Extracted records ▸
<<<<

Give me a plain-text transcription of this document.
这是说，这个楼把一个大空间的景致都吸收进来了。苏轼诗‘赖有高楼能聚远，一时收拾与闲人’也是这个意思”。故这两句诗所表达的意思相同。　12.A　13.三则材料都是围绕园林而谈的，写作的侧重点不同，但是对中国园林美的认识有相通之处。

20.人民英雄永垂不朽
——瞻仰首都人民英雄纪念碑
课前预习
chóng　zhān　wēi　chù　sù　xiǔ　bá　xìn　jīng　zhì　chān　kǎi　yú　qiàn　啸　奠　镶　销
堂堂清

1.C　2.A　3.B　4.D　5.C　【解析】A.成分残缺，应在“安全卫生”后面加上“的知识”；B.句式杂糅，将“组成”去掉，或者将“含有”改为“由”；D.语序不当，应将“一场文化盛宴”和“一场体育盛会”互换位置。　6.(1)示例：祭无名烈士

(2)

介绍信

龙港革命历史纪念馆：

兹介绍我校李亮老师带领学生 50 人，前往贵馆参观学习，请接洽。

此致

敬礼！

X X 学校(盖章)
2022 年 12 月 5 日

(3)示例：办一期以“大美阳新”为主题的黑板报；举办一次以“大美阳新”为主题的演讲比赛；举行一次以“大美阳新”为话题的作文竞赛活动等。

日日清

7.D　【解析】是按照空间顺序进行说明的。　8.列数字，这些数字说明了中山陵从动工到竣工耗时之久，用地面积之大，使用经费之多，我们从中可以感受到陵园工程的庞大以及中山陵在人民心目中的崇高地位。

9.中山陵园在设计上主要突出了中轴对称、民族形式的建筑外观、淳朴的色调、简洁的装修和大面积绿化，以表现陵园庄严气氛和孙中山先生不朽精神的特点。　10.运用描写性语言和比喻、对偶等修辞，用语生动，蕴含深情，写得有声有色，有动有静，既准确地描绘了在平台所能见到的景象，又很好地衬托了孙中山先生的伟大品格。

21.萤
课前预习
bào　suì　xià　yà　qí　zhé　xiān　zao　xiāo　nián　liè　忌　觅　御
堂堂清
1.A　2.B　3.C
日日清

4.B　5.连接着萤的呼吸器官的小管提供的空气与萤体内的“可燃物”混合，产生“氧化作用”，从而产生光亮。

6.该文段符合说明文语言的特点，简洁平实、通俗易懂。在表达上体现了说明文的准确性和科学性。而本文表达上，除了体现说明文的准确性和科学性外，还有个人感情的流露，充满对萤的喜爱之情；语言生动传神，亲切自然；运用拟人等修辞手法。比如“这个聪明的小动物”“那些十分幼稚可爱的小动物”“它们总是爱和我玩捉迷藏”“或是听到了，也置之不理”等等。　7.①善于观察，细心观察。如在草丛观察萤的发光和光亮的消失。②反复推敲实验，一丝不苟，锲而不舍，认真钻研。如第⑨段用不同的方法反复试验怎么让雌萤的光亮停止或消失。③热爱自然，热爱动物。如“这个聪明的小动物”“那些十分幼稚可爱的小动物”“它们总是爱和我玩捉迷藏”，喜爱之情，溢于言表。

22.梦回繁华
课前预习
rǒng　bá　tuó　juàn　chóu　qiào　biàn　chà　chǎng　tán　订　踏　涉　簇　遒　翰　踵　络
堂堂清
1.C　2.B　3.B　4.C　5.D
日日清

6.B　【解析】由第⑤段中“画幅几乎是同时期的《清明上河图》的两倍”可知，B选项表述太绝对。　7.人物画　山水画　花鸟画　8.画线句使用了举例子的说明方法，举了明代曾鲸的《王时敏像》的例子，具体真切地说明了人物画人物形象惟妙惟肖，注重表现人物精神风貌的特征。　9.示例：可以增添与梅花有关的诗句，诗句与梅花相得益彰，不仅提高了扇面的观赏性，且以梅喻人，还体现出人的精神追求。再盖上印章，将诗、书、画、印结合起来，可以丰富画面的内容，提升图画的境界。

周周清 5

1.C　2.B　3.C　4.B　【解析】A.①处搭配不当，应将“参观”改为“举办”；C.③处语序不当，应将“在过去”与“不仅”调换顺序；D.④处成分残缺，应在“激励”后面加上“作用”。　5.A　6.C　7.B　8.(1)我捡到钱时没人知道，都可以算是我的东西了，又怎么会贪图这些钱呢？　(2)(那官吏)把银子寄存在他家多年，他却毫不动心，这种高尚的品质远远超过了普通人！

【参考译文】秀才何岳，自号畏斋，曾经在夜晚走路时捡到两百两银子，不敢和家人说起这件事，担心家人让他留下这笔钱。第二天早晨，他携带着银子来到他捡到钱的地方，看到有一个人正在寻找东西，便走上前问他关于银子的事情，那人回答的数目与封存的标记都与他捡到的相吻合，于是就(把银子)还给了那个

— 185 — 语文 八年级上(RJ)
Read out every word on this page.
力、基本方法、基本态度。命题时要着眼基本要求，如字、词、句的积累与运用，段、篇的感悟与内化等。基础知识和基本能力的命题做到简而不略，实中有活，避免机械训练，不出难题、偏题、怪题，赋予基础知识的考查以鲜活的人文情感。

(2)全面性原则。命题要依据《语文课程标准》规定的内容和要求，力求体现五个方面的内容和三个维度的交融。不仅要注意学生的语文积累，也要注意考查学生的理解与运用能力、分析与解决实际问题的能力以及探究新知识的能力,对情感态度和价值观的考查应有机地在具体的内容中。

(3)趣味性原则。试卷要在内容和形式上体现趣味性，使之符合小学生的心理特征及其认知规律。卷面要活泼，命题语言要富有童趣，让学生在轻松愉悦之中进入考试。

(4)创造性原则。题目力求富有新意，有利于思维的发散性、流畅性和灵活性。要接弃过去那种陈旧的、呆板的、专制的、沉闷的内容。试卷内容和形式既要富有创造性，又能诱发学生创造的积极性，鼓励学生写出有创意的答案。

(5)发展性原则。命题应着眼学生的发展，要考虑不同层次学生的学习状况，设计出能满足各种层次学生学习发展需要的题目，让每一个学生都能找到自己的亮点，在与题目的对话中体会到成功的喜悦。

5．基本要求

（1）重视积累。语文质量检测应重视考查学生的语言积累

>>>>

Stated task ▸
Without leaving anything out, give the entries again exactly.

Right answer ▸
Give me a plain-text transcription of this document.
这是说，这个楼把一个大空间的景致都吸收进来了。苏轼诗‘赖有高楼能聚远，一时收拾与闲人’也是这个意思”。故这两句诗所表达的意思相同。　12.A　13.三则材料都是围绕园林而谈的，写作的侧重点不同，但是对中国园林美的认识有相通之处。

20.人民英雄永垂不朽
——瞻仰首都人民英雄纪念碑
课前预习
chóng　zhān　wēi　chù　sù　xiǔ　bá　xìn　jīng　zhì　chān　kǎi　yú　qiàn　啸　奠　镶　销
堂堂清

1.C　2.A　3.B　4.D　5.C　【解析】A.成分残缺，应在“安全卫生”后面加上“的知识”；B.句式杂糅，将“组成”去掉，或者将“含有”改为“由”；D.语序不当，应将“一场文化盛宴”和“一场体育盛会”互换位置。　6.(1)示例：祭无名烈士

(2)

介绍信

龙港革命历史纪念馆：

兹介绍我校李亮老师带领学生 50 人，前往贵馆参观学习，请接洽。

此致

敬礼！

X X 学校(盖章)
2022 年 12 月 5 日

(3)示例：办一期以“大美阳新”为主题的黑板报；举办一次以“大美阳新”为主题的演讲比赛；举行一次以“大美阳新”为话题的作文竞赛活动等。

日日清

7.D　【解析】是按照空间顺序进行说明的。　8.列数字，这些数字说明了中山陵从动工到竣工耗时之久，用地面积之大，使用经费之多，我们从中可以感受到陵园工程的庞大以及中山陵在人民心目中的崇高地位。

9.中山陵园在设计上主要突出了中轴对称、民族形式的建筑外观、淳朴的色调、简洁的装修和大面积绿化，以表现陵园庄严气氛和孙中山先生不朽精神的特点。　10.运用描写性语言和比喻、对偶等修辞，用语生动，蕴含深情，写得有声有色，有动有静，既准确地描绘了在平台所能见到的景象，又很好地衬托了孙中山先生的伟大品格。

21.萤
课前预习
bào　suì　xià　yà　qí　zhé　xiān　zao　xiāo　nián　liè　忌　觅　御
堂堂清
1.A　2.B　3.C
日日清

4.B　5.连接着萤的呼吸器官的小管提供的空气与萤体内的“可燃物”混合，产生“氧化作用”，从而产生光亮。

6.该文段符合说明文语言的特点，简洁平实、通俗易懂。在表达上体现了说明文的准确性和科学性。而本文表达上，除了体现说明文的准确性和科学性外，还有个人感情的流露，充满对萤的喜爱之情；语言生动传神，亲切自然；运用拟人等修辞手法。比如“这个聪明的小动物”“那些十分幼稚可爱的小动物”“它们总是爱和我玩捉迷藏”“或是听到了，也置之不理”等等。　7.①善于观察，细心观察。如在草丛观察萤的发光和光亮的消失。②反复推敲实验，一丝不苟，锲而不舍，认真钻研。如第⑨段用不同的方法反复试验怎么让雌萤的光亮停止或消失。③热爱自然，热爱动物。如“这个聪明的小动物”“那些十分幼稚可爱的小动物”“它们总是爱和我玩捉迷藏”，喜爱之情，溢于言表。

22.梦回繁华
课前预习
rǒng　bá　tuó　juàn　chóu　qiào　biàn　chà　chǎng　tán　订　踏　涉　簇　遒　翰　踵　络
堂堂清
1.C　2.B　3.B　4.C　5.D
日日清

6.B　【解析】由第⑤段中“画幅几乎是同时期的《清明上河图》的两倍”可知，B选项表述太绝对。　7.人物画　山水画　花鸟画　8.画线句使用了举例子的说明方法，举了明代曾鲸的《王时敏像》的例子，具体真切地说明了人物画人物形象惟妙惟肖，注重表现人物精神风貌的特征。　9.示例：可以增添与梅花有关的诗句，诗句与梅花相得益彰，不仅提高了扇面的观赏性，且以梅喻人，还体现出人的精神追求。再盖上印章，将诗、书、画、印结合起来，可以丰富画面的内容，提升图画的境界。

周周清 5

1.C　2.B　3.C　4.B　【解析】A.①处搭配不当，应将“参观”改为“举办”；C.③处语序不当，应将“在过去”与“不仅”调换顺序；D.④处成分残缺，应在“激励”后面加上“作用”。　5.A　6.C　7.B　8.(1)我捡到钱时没人知道，都可以算是我的东西了，又怎么会贪图这些钱呢？　(2)(那官吏)把银子寄存在他家多年，他却毫不动心，这种高尚的品质远远超过了普通人！

【参考译文】秀才何岳，自号畏斋，曾经在夜晚走路时捡到两百两银子，不敢和家人说起这件事，担心家人让他留下这笔钱。第二天早晨，他携带着银子来到他捡到钱的地方，看到有一个人正在寻找东西，便走上前问他关于银子的事情，那人回答的数目与封存的标记都与他捡到的相吻合，于是就(把银子)还给了那个

— 185 — 语文 八年级上(RJ)
Read out every word on this page.
力、基本方法、基本态度。命题时要着眼基本要求，如字、词、句的积累与运用，段、篇的感悟与内化等。基础知识和基本能力的命题做到简而不略，实中有活，避免机械训练，不出难题、偏题、怪题，赋予基础知识的考查以鲜活的人文情感。

(2)全面性原则。命题要依据《语文课程标准》规定的内容和要求，力求体现五个方面的内容和三个维度的交融。不仅要注意学生的语文积累，也要注意考查学生的理解与运用能力、分析与解决实际问题的能力以及探究新知识的能力,对情感态度和价值观的考查应有机地在具体的内容中。

(3)趣味性原则。试卷要在内容和形式上体现趣味性，使之符合小学生的心理特征及其认知规律。卷面要活泼，命题语言要富有童趣，让学生在轻松愉悦之中进入考试。

(4)创造性原则。题目力求富有新意，有利于思维的发散性、流畅性和灵活性。要接弃过去那种陈旧的、呆板的、专制的、沉闷的内容。试卷内容和形式既要富有创造性，又能诱发学生创造的积极性，鼓励学生写出有创意的答案。

(5)发展性原则。命题应着眼学生的发展，要考虑不同层次学生的学习状况，设计出能满足各种层次学生学习发展需要的题目，让每一个学生都能找到自己的亮点，在与题目的对话中体会到成功的喜悦。

5．基本要求

（1）重视积累。语文质量检测应重视考查学生的语言积累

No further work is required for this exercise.